● **What the task asks**:
Skip the images and return the records below exactly.
— Begin —
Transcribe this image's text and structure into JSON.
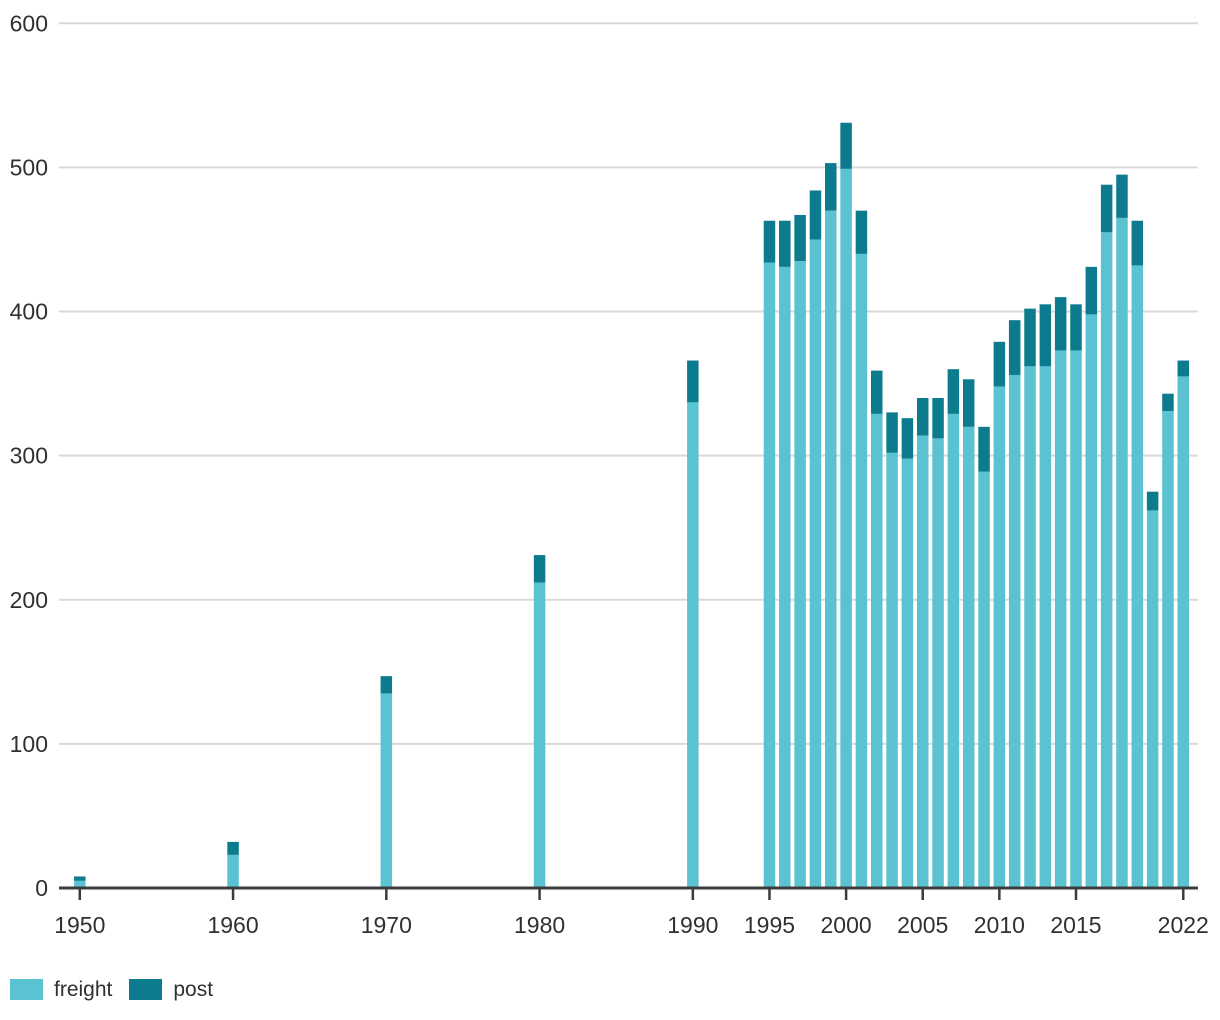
{
  "chart_data": {
    "type": "bar",
    "stacked": true,
    "title": "",
    "xlabel": "",
    "ylabel": "",
    "ylim": [
      0,
      600
    ],
    "yticks": [
      0,
      100,
      200,
      300,
      400,
      500,
      600
    ],
    "xticks": [
      1950,
      1960,
      1970,
      1980,
      1990,
      1995,
      2000,
      2005,
      2010,
      2015,
      2022
    ],
    "grid": true,
    "legend_position": "bottom-left",
    "categories": [
      1950,
      1960,
      1970,
      1980,
      1990,
      1995,
      1996,
      1997,
      1998,
      1999,
      2000,
      2001,
      2002,
      2003,
      2004,
      2005,
      2006,
      2007,
      2008,
      2009,
      2010,
      2011,
      2012,
      2013,
      2014,
      2015,
      2016,
      2017,
      2018,
      2019,
      2020,
      2021,
      2022
    ],
    "series": [
      {
        "name": "freight",
        "color": "#5BC2D2",
        "values": [
          5,
          23,
          135,
          212,
          337,
          434,
          431,
          435,
          450,
          470,
          499,
          440,
          329,
          302,
          298,
          314,
          312,
          329,
          320,
          289,
          348,
          356,
          362,
          362,
          373,
          373,
          398,
          455,
          465,
          432,
          262,
          331,
          355
        ]
      },
      {
        "name": "post",
        "color": "#0C7B8D",
        "values": [
          3,
          9,
          12,
          19,
          29,
          29,
          32,
          32,
          34,
          33,
          32,
          30,
          30,
          28,
          28,
          26,
          28,
          31,
          33,
          31,
          31,
          38,
          40,
          43,
          37,
          32,
          33,
          33,
          30,
          31,
          13,
          12,
          11
        ]
      }
    ],
    "colors": {
      "grid": "#d9d9d9",
      "axis": "#3c3c3c",
      "tick_label": "#303030"
    }
  },
  "legend": {
    "items": [
      {
        "label": "freight",
        "color": "#5BC2D2"
      },
      {
        "label": "post",
        "color": "#0C7B8D"
      }
    ]
  }
}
— End —
● **Written answer**:
Transcribe this image's text and structure into JSON.
{
  "chart_data": {
    "type": "bar",
    "stacked": true,
    "title": "",
    "xlabel": "",
    "ylabel": "",
    "ylim": [
      0,
      600
    ],
    "yticks": [
      0,
      100,
      200,
      300,
      400,
      500,
      600
    ],
    "xticks": [
      1950,
      1960,
      1970,
      1980,
      1990,
      1995,
      2000,
      2005,
      2010,
      2015,
      2022
    ],
    "grid": true,
    "legend_position": "bottom-left",
    "categories": [
      1950,
      1960,
      1970,
      1980,
      1990,
      1995,
      1996,
      1997,
      1998,
      1999,
      2000,
      2001,
      2002,
      2003,
      2004,
      2005,
      2006,
      2007,
      2008,
      2009,
      2010,
      2011,
      2012,
      2013,
      2014,
      2015,
      2016,
      2017,
      2018,
      2019,
      2020,
      2021,
      2022
    ],
    "series": [
      {
        "name": "freight",
        "color": "#5BC2D2",
        "values": [
          5,
          23,
          135,
          212,
          337,
          434,
          431,
          435,
          450,
          470,
          499,
          440,
          329,
          302,
          298,
          314,
          312,
          329,
          320,
          289,
          348,
          356,
          362,
          362,
          373,
          373,
          398,
          455,
          465,
          432,
          262,
          331,
          355
        ]
      },
      {
        "name": "post",
        "color": "#0C7B8D",
        "values": [
          3,
          9,
          12,
          19,
          29,
          29,
          32,
          32,
          34,
          33,
          32,
          30,
          30,
          28,
          28,
          26,
          28,
          31,
          33,
          31,
          31,
          38,
          40,
          43,
          37,
          32,
          33,
          33,
          30,
          31,
          13,
          12,
          11
        ]
      }
    ],
    "colors": {
      "grid": "#d9d9d9",
      "axis": "#3c3c3c",
      "tick_label": "#303030"
    }
  },
  "legend": {
    "items": [
      {
        "label": "freight",
        "color": "#5BC2D2"
      },
      {
        "label": "post",
        "color": "#0C7B8D"
      }
    ]
  }
}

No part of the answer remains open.